Exercise goal: Provide an exact transcription of all the records.

____________

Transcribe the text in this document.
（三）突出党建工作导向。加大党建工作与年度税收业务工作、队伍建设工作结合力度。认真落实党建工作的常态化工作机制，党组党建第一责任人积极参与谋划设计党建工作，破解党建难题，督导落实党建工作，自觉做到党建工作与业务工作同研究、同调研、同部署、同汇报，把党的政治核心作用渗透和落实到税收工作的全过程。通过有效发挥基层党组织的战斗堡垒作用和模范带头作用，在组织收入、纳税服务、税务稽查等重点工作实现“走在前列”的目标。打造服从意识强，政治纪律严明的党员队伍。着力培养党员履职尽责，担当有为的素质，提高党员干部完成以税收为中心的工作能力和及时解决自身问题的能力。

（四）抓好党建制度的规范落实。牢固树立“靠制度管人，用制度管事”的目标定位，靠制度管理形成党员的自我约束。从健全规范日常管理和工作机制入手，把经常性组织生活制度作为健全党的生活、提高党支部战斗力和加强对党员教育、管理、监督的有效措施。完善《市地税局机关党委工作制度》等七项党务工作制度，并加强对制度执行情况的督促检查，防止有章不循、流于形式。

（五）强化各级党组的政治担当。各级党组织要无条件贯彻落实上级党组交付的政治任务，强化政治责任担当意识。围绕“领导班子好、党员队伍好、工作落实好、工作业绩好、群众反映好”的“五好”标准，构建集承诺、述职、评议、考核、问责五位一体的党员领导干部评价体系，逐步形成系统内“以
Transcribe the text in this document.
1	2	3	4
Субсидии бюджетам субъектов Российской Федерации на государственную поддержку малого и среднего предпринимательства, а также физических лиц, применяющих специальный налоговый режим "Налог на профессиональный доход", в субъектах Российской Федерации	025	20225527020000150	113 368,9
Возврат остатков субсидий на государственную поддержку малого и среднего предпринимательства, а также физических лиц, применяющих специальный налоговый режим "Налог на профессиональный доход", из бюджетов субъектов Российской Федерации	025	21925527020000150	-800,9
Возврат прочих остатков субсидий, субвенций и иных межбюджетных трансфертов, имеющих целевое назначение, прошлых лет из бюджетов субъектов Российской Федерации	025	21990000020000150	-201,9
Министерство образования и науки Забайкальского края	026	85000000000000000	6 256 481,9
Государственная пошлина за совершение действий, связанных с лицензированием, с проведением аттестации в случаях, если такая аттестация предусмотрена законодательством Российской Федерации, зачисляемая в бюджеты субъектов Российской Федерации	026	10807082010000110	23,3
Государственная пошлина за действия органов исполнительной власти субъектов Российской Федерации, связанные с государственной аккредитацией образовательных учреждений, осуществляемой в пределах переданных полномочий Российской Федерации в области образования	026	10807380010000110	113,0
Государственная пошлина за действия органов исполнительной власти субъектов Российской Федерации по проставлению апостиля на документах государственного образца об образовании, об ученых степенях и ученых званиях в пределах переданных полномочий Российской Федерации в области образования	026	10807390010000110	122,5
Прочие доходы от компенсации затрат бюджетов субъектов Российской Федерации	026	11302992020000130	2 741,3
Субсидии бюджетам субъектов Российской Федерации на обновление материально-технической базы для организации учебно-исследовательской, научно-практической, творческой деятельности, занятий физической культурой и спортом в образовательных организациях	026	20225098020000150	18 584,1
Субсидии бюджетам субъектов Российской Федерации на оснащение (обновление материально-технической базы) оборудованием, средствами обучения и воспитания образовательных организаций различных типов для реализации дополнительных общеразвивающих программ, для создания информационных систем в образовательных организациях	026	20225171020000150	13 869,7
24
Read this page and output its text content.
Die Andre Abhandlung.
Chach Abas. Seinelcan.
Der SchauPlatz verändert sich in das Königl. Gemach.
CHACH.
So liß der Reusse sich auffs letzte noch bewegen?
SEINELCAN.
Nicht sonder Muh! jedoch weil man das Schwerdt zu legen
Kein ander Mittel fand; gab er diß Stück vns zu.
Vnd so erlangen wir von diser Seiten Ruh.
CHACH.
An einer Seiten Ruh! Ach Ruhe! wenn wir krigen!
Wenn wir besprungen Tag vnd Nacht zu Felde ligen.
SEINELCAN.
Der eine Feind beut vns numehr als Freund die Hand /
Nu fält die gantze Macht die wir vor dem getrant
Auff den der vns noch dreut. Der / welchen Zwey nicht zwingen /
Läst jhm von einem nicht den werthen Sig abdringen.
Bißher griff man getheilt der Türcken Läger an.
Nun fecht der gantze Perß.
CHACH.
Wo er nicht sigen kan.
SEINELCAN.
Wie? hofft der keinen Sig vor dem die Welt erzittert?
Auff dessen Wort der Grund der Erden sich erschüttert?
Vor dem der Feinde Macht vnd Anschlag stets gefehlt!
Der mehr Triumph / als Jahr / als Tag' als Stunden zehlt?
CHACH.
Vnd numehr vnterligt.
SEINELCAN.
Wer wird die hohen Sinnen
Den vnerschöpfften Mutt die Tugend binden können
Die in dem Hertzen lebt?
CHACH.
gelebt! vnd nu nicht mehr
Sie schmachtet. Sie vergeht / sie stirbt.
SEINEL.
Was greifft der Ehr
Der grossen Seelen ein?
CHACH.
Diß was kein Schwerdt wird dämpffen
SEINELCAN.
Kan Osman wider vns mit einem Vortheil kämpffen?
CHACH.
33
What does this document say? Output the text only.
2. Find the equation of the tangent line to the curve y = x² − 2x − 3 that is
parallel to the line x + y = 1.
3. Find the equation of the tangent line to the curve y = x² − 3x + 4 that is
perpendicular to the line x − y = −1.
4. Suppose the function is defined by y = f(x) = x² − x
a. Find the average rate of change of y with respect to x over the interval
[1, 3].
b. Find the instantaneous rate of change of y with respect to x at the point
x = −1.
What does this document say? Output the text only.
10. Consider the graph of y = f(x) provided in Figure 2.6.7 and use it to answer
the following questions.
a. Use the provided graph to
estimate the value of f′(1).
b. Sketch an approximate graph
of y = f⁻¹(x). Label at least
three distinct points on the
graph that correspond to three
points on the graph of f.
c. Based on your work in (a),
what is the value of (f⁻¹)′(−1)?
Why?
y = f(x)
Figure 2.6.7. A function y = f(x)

____________

Response to the exercise:
Transcribe the text in this document.
（三）突出党建工作导向。加大党建工作与年度税收业务工作、队伍建设工作结合力度。认真落实党建工作的常态化工作机制，党组党建第一责任人积极参与谋划设计党建工作，破解党建难题，督导落实党建工作，自觉做到党建工作与业务工作同研究、同调研、同部署、同汇报，把党的政治核心作用渗透和落实到税收工作的全过程。通过有效发挥基层党组织的战斗堡垒作用和模范带头作用，在组织收入、纳税服务、税务稽查等重点工作实现“走在前列”的目标。打造服从意识强，政治纪律严明的党员队伍。着力培养党员履职尽责，担当有为的素质，提高党员干部完成以税收为中心的工作能力和及时解决自身问题的能力。

（四）抓好党建制度的规范落实。牢固树立“靠制度管人，用制度管事”的目标定位，靠制度管理形成党员的自我约束。从健全规范日常管理和工作机制入手，把经常性组织生活制度作为健全党的生活、提高党支部战斗力和加强对党员教育、管理、监督的有效措施。完善《市地税局机关党委工作制度》等七项党务工作制度，并加强对制度执行情况的督促检查，防止有章不循、流于形式。

（五）强化各级党组的政治担当。各级党组织要无条件贯彻落实上级党组交付的政治任务，强化政治责任担当意识。围绕“领导班子好、党员队伍好、工作落实好、工作业绩好、群众反映好”的“五好”标准，构建集承诺、述职、评议、考核、问责五位一体的党员领导干部评价体系，逐步形成系统内“以
Transcribe the text in this document.
1	2	3	4
Субсидии бюджетам субъектов Российской Федерации на государственную поддержку малого и среднего предпринимательства, а также физических лиц, применяющих специальный налоговый режим "Налог на профессиональный доход", в субъектах Российской Федерации	025	20225527020000150	113 368,9
Возврат остатков субсидий на государственную поддержку малого и среднего предпринимательства, а также физических лиц, применяющих специальный налоговый режим "Налог на профессиональный доход", из бюджетов субъектов Российской Федерации	025	21925527020000150	-800,9
Возврат прочих остатков субсидий, субвенций и иных межбюджетных трансфертов, имеющих целевое назначение, прошлых лет из бюджетов субъектов Российской Федерации	025	21990000020000150	-201,9
Министерство образования и науки Забайкальского края	026	85000000000000000	6 256 481,9
Государственная пошлина за совершение действий, связанных с лицензированием, с проведением аттестации в случаях, если такая аттестация предусмотрена законодательством Российской Федерации, зачисляемая в бюджеты субъектов Российской Федерации	026	10807082010000110	23,3
Государственная пошлина за действия органов исполнительной власти субъектов Российской Федерации, связанные с государственной аккредитацией образовательных учреждений, осуществляемой в пределах переданных полномочий Российской Федерации в области образования	026	10807380010000110	113,0
Государственная пошлина за действия органов исполнительной власти субъектов Российской Федерации по проставлению апостиля на документах государственного образца об образовании, об ученых степенях и ученых званиях в пределах переданных полномочий Российской Федерации в области образования	026	10807390010000110	122,5
Прочие доходы от компенсации затрат бюджетов субъектов Российской Федерации	026	11302992020000130	2 741,3
Субсидии бюджетам субъектов Российской Федерации на обновление материально-технической базы для организации учебно-исследовательской, научно-практической, творческой деятельности, занятий физической культурой и спортом в образовательных организациях	026	20225098020000150	18 584,1
Субсидии бюджетам субъектов Российской Федерации на оснащение (обновление материально-технической базы) оборудованием, средствами обучения и воспитания образовательных организаций различных типов для реализации дополнительных общеразвивающих программ, для создания информационных систем в образовательных организациях	026	20225171020000150	13 869,7
24
Read this page and output its text content.
Die Andre Abhandlung.
Chach Abas. Seinelcan.
Der SchauPlatz verändert sich in das Königl. Gemach.
CHACH.
So liß der Reusse sich auffs letzte noch bewegen?
SEINELCAN.
Nicht sonder Muh! jedoch weil man das Schwerdt zu legen
Kein ander Mittel fand; gab er diß Stück vns zu.
Vnd so erlangen wir von diser Seiten Ruh.
CHACH.
An einer Seiten Ruh! Ach Ruhe! wenn wir krigen!
Wenn wir besprungen Tag vnd Nacht zu Felde ligen.
SEINELCAN.
Der eine Feind beut vns numehr als Freund die Hand /
Nu fält die gantze Macht die wir vor dem getrant
Auff den der vns noch dreut. Der / welchen Zwey nicht zwingen /
Läst jhm von einem nicht den werthen Sig abdringen.
Bißher griff man getheilt der Türcken Läger an.
Nun fecht der gantze Perß.
CHACH.
Wo er nicht sigen kan.
SEINELCAN.
Wie? hofft der keinen Sig vor dem die Welt erzittert?
Auff dessen Wort der Grund der Erden sich erschüttert?
Vor dem der Feinde Macht vnd Anschlag stets gefehlt!
Der mehr Triumph / als Jahr / als Tag' als Stunden zehlt?
CHACH.
Vnd numehr vnterligt.
SEINELCAN.
Wer wird die hohen Sinnen
Den vnerschöpfften Mutt die Tugend binden können
Die in dem Hertzen lebt?
CHACH.
gelebt! vnd nu nicht mehr
Sie schmachtet. Sie vergeht / sie stirbt.
SEINEL.
Was greifft der Ehr
Der grossen Seelen ein?
CHACH.
Diß was kein Schwerdt wird dämpffen
SEINELCAN.
Kan Osman wider vns mit einem Vortheil kämpffen?
CHACH.
33
What does this document say? Output the text only.
2. Find the equation of the tangent line to the curve y = x² − 2x − 3 that is
parallel to the line x + y = 1.
3. Find the equation of the tangent line to the curve y = x² − 3x + 4 that is
perpendicular to the line x − y = −1.
4. Suppose the function is defined by y = f(x) = x² − x
a. Find the average rate of change of y with respect to x over the interval
[1, 3].
b. Find the instantaneous rate of change of y with respect to x at the point
x = −1.
What does this document say? Output the text only.
10. Consider the graph of y = f(x) provided in Figure 2.6.7 and use it to answer
the following questions.
a. Use the provided graph to
estimate the value of f′(1).
b. Sketch an approximate graph
of y = f⁻¹(x). Label at least
three distinct points on the
graph that correspond to three
points on the graph of f.
c. Based on your work in (a),
what is the value of (f⁻¹)′(−1)?
Why?
y = f(x)
Figure 2.6.7. A function y = f(x)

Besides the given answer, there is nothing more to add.